◆ **What is needed**: Locate each line containing the string "that" and copy it out.

◆ **Record extracts**:
Start
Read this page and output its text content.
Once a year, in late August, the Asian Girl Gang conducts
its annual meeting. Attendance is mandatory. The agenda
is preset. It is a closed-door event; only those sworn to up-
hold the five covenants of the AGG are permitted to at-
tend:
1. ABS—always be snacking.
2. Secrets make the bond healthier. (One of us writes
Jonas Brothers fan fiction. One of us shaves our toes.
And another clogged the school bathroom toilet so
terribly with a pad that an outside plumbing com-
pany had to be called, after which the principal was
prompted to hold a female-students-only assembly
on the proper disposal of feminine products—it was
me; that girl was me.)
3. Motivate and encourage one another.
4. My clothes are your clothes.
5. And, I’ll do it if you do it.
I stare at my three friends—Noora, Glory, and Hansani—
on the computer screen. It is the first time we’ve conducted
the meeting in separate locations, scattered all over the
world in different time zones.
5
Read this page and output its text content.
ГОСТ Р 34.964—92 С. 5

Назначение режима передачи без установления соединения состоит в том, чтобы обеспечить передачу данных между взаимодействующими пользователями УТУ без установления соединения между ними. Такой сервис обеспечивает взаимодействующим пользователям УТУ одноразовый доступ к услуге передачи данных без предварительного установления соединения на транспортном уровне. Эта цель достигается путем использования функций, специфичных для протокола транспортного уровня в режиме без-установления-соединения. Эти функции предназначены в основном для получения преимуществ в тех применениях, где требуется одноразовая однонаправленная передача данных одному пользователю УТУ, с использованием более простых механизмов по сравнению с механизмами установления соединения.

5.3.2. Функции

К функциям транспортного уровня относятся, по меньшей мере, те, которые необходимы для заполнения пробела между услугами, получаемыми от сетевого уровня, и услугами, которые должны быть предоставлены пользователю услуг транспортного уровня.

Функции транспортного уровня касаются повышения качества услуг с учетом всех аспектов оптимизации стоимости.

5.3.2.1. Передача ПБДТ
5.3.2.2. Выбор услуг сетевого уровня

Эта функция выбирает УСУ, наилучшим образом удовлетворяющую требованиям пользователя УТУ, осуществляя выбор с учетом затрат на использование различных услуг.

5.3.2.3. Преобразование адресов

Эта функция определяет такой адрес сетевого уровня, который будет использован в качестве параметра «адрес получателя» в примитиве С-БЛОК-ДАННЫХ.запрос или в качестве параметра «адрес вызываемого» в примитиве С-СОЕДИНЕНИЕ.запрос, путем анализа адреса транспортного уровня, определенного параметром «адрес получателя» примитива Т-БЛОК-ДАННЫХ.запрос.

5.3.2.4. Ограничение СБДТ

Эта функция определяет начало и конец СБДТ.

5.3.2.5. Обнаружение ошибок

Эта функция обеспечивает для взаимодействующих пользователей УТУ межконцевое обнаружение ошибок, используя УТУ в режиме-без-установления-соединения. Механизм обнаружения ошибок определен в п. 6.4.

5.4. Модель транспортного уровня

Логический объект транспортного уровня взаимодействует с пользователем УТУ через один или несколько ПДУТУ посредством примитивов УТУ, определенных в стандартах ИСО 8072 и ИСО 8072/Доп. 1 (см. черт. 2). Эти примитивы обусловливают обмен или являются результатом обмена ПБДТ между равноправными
End
◆ **Result of the exercise**:
terribly with a pad that an outside plumbing com-
me; that girl was me.)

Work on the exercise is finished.